Stated task: Repeat the records below exactly.

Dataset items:
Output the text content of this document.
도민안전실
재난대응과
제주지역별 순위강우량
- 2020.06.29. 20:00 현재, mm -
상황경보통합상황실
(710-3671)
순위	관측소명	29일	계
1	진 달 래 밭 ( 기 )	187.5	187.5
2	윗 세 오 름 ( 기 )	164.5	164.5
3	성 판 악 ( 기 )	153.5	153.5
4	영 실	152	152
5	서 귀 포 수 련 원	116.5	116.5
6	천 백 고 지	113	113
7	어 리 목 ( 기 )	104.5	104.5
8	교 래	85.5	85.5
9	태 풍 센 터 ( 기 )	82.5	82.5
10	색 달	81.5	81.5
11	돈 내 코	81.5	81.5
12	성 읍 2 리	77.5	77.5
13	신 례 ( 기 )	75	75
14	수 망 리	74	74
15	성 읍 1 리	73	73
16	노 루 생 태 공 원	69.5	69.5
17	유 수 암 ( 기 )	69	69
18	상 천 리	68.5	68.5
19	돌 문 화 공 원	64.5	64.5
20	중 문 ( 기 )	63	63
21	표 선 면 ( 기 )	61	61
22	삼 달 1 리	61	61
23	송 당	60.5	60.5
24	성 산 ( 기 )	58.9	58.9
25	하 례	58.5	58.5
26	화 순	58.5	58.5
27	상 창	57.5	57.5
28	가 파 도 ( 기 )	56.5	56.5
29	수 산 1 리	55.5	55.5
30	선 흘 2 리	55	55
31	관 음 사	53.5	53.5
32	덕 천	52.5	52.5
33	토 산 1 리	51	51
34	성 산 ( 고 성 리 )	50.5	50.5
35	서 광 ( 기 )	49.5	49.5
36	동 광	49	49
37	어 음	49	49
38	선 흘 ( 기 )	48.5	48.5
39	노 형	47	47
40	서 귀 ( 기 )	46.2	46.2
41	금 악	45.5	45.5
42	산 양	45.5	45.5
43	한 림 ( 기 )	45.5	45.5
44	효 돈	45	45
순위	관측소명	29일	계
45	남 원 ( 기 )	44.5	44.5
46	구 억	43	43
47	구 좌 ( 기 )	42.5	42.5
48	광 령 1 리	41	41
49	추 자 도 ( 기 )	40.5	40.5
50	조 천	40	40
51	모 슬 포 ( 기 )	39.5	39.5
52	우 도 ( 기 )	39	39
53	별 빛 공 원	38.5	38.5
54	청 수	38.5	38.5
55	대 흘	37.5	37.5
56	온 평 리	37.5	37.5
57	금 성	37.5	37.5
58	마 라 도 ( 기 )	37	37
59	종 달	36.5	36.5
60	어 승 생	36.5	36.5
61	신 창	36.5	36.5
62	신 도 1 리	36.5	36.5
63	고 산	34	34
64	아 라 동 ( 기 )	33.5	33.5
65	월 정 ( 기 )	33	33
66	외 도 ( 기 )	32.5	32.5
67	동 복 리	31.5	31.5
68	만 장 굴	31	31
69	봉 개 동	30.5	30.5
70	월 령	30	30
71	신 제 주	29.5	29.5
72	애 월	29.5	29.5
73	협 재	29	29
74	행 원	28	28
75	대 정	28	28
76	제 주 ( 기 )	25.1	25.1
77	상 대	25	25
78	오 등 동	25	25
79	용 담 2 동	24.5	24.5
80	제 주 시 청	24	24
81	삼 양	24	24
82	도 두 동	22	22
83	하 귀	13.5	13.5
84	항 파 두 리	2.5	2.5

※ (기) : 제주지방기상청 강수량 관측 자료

Task answer:
Output the text content of this document.
도민안전실
재난대응과
제주지역별 순위강우량
- 2020.06.29. 20:00 현재, mm -
상황경보통합상황실
(710-3671)
순위	관측소명	29일	계
1	진 달 래 밭 ( 기 )	187.5	187.5
2	윗 세 오 름 ( 기 )	164.5	164.5
3	성 판 악 ( 기 )	153.5	153.5
4	영 실	152	152
5	서 귀 포 수 련 원	116.5	116.5
6	천 백 고 지	113	113
7	어 리 목 ( 기 )	104.5	104.5
8	교 래	85.5	85.5
9	태 풍 센 터 ( 기 )	82.5	82.5
10	색 달	81.5	81.5
11	돈 내 코	81.5	81.5
12	성 읍 2 리	77.5	77.5
13	신 례 ( 기 )	75	75
14	수 망 리	74	74
15	성 읍 1 리	73	73
16	노 루 생 태 공 원	69.5	69.5
17	유 수 암 ( 기 )	69	69
18	상 천 리	68.5	68.5
19	돌 문 화 공 원	64.5	64.5
20	중 문 ( 기 )	63	63
21	표 선 면 ( 기 )	61	61
22	삼 달 1 리	61	61
23	송 당	60.5	60.5
24	성 산 ( 기 )	58.9	58.9
25	하 례	58.5	58.5
26	화 순	58.5	58.5
27	상 창	57.5	57.5
28	가 파 도 ( 기 )	56.5	56.5
29	수 산 1 리	55.5	55.5
30	선 흘 2 리	55	55
31	관 음 사	53.5	53.5
32	덕 천	52.5	52.5
33	토 산 1 리	51	51
34	성 산 ( 고 성 리 )	50.5	50.5
35	서 광 ( 기 )	49.5	49.5
36	동 광	49	49
37	어 음	49	49
38	선 흘 ( 기 )	48.5	48.5
39	노 형	47	47
40	서 귀 ( 기 )	46.2	46.2
41	금 악	45.5	45.5
42	산 양	45.5	45.5
43	한 림 ( 기 )	45.5	45.5
44	효 돈	45	45
순위	관측소명	29일	계
45	남 원 ( 기 )	44.5	44.5
46	구 억	43	43
47	구 좌 ( 기 )	42.5	42.5
48	광 령 1 리	41	41
49	추 자 도 ( 기 )	40.5	40.5
50	조 천	40	40
51	모 슬 포 ( 기 )	39.5	39.5
52	우 도 ( 기 )	39	39
53	별 빛 공 원	38.5	38.5
54	청 수	38.5	38.5
55	대 흘	37.5	37.5
56	온 평 리	37.5	37.5
57	금 성	37.5	37.5
58	마 라 도 ( 기 )	37	37
59	종 달	36.5	36.5
60	어 승 생	36.5	36.5
61	신 창	36.5	36.5
62	신 도 1 리	36.5	36.5
63	고 산	34	34
64	아 라 동 ( 기 )	33.5	33.5
65	월 정 ( 기 )	33	33
66	외 도 ( 기 )	32.5	32.5
67	동 복 리	31.5	31.5
68	만 장 굴	31	31
69	봉 개 동	30.5	30.5
70	월 령	30	30
71	신 제 주	29.5	29.5
72	애 월	29.5	29.5
73	협 재	29	29
74	행 원	28	28
75	대 정	28	28
76	제 주 ( 기 )	25.1	25.1
77	상 대	25	25
78	오 등 동	25	25
79	용 담 2 동	24.5	24.5
80	제 주 시 청	24	24
81	삼 양	24	24
82	도 두 동	22	22
83	하 귀	13.5	13.5
84	항 파 두 리	2.5	2.5

※ (기) : 제주지방기상청 강수량 관측 자료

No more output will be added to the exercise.